■ What needs to be done: Repeat each entry as written and leave the images out of the copy.

-- Start of Information supplied --

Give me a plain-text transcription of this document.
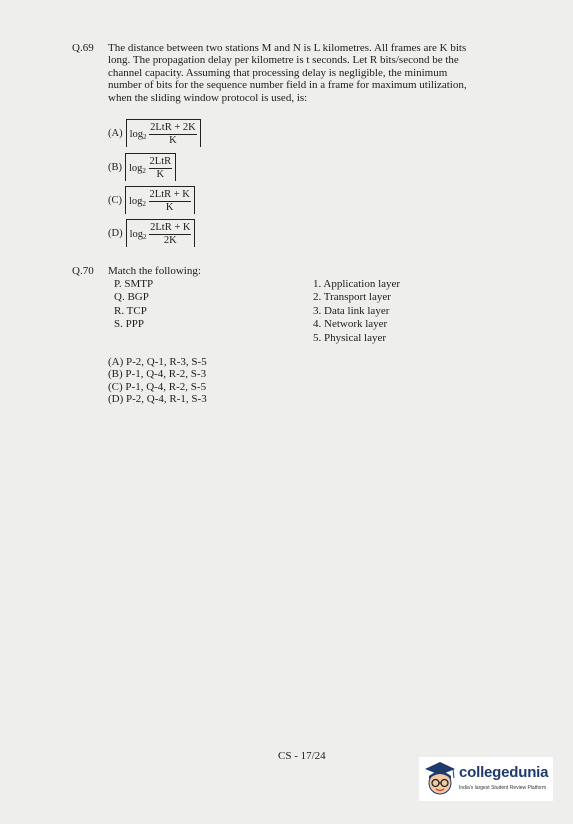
Q.69 The distance between two stations M and N is L kilometres. All frames are K bits
long. The propagation delay per kilometre is t seconds. Let R bits/second be the
channel capacity. Assuming that processing delay is negligible, the minimum
number of bits for the sequence number field in a frame for maximum utilization,
when the sliding window protocol is used, is:
(A) $\log_2 \frac{\text{2LtR + 2K}}{K}$
(B) $\log_2 \frac{\text{2LtR}}{K}$
(C) $\log_2 \frac{\text{2LtR + K}}{K}$
(D) $\log_2 \frac{\text{2LtR + K}}{2K}$
Q.70 Match the following:
P. SMTP
Q. BGP
R. TCP
S. PPP
1. Application layer
2. Transport layer
3. Data link layer
4. Network layer
5. Physical layer
(A) P-2, Q-1, R-3, S-5
(B) P-1, Q-4, R-2, S-3
(C) P-1, Q-4, R-2, S-5
(D) P-2, Q-4, R-1, S-3
CS - 17/24
collegedunia
India's largest Student Review Platform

-- End of Information supplied --

■ Exercise result:
Give me a plain-text transcription of this document.
Q.69 The distance between two stations M and N is L kilometres. All frames are K bits
long. The propagation delay per kilometre is t seconds. Let R bits/second be the
channel capacity. Assuming that processing delay is negligible, the minimum
number of bits for the sequence number field in a frame for maximum utilization,
when the sliding window protocol is used, is:
(A) $\log_2 \frac{\text{2LtR + 2K}}{K}$
(B) $\log_2 \frac{\text{2LtR}}{K}$
(C) $\log_2 \frac{\text{2LtR + K}}{K}$
(D) $\log_2 \frac{\text{2LtR + K}}{2K}$
Q.70 Match the following:
P. SMTP
Q. BGP
R. TCP
S. PPP
1. Application layer
2. Transport layer
3. Data link layer
4. Network layer
5. Physical layer
(A) P-2, Q-1, R-3, S-5
(B) P-1, Q-4, R-2, S-3
(C) P-1, Q-4, R-2, S-5
(D) P-2, Q-4, R-1, S-3
CS - 17/24
collegedunia
India's largest Student Review Platform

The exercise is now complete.